*THE REQUEST*
Lines containing "hiện" are to be counted. Report the count alone.

*EXERCISE INPUTS*
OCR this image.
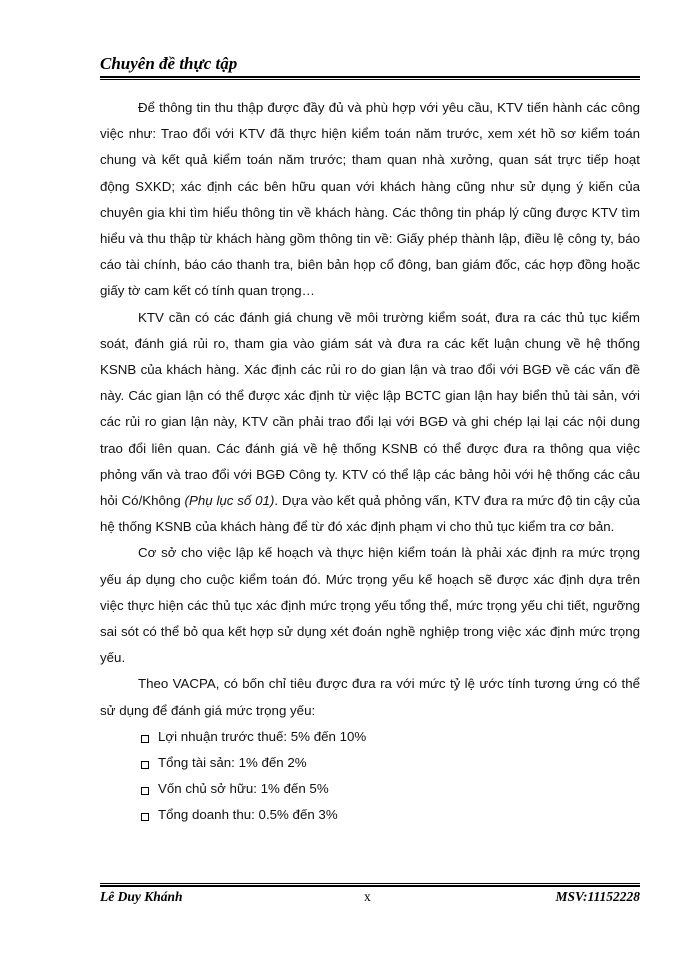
Chuyên đề thực tập

Để thông tin thu thập được đầy đủ và phù hợp với yêu cầu, KTV tiến hành các công việc như: Trao đổi với KTV đã thực hiện kiểm toán năm trước, xem xét hồ sơ kiểm toán chung và kết quả kiểm toán năm trước; tham quan nhà xưởng, quan sát trực tiếp hoạt động SXKD; xác định các bên hữu quan với khách hàng cũng như sử dụng ý kiến của chuyên gia khi tìm hiểu thông tin về khách hàng. Các thông tin pháp lý cũng được KTV tìm hiểu và thu thập từ khách hàng gồm thông tin về: Giấy phép thành lập, điều lệ công ty, báo cáo tài chính, báo cáo thanh tra, biên bản họp cổ đông, ban giám đốc, các hợp đồng hoặc giấy tờ cam kết có tính quan trọng…

KTV cần có các đánh giá chung về môi trường kiểm soát, đưa ra các thủ tục kiểm soát, đánh giá rủi ro, tham gia vào giám sát và đưa ra các kết luận chung về hệ thống KSNB của khách hàng. Xác định các rủi ro do gian lận và trao đổi với BGĐ về các vấn đề này. Các gian lận có thể được xác định từ việc lập BCTC gian lận hay biển thủ tài sản, với các rủi ro gian lận này, KTV cần phải trao đổi lại với BGĐ và ghi chép lại lại các nội dung trao đổi liên quan. Các đánh giá về hệ thống KSNB có thể được đưa ra thông qua việc phỏng vấn và trao đổi với BGĐ Công ty. KTV có thể lập các bảng hỏi với hệ thống các câu hỏi Có/Không (Phụ lục số 01). Dựa vào kết quả phỏng vấn, KTV đưa ra mức độ tin cậy của hệ thống KSNB của khách hàng để từ đó xác định phạm vi cho thủ tục kiểm tra cơ bản.

Cơ sở cho việc lập kế hoạch và thực hiện kiểm toán là phải xác định ra mức trọng yếu áp dụng cho cuộc kiểm toán đó. Mức trọng yếu kế hoạch sẽ được xác định dựa trên việc thực hiện các thủ tục xác định mức trọng yếu tổng thể, mức trọng yếu chi tiết, ngưỡng sai sót có thể bỏ qua kết hợp sử dụng xét đoán nghề nghiệp trong việc xác định mức trọng yếu.

Theo VACPA, có bốn chỉ tiêu được đưa ra với mức tỷ lệ ước tính tương ứng có thể sử dụng để đánh giá mức trọng yếu:

Lợi nhuận trước thuế: 5% đến 10%
Tổng tài sản: 1% đến 2%
Vốn chủ sở hữu: 1% đến 5%
Tổng doanh thu: 0.5% đến 3%
Lê Duy Khánh	x	MSV:11152228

*WRITTEN SOLUTION*
2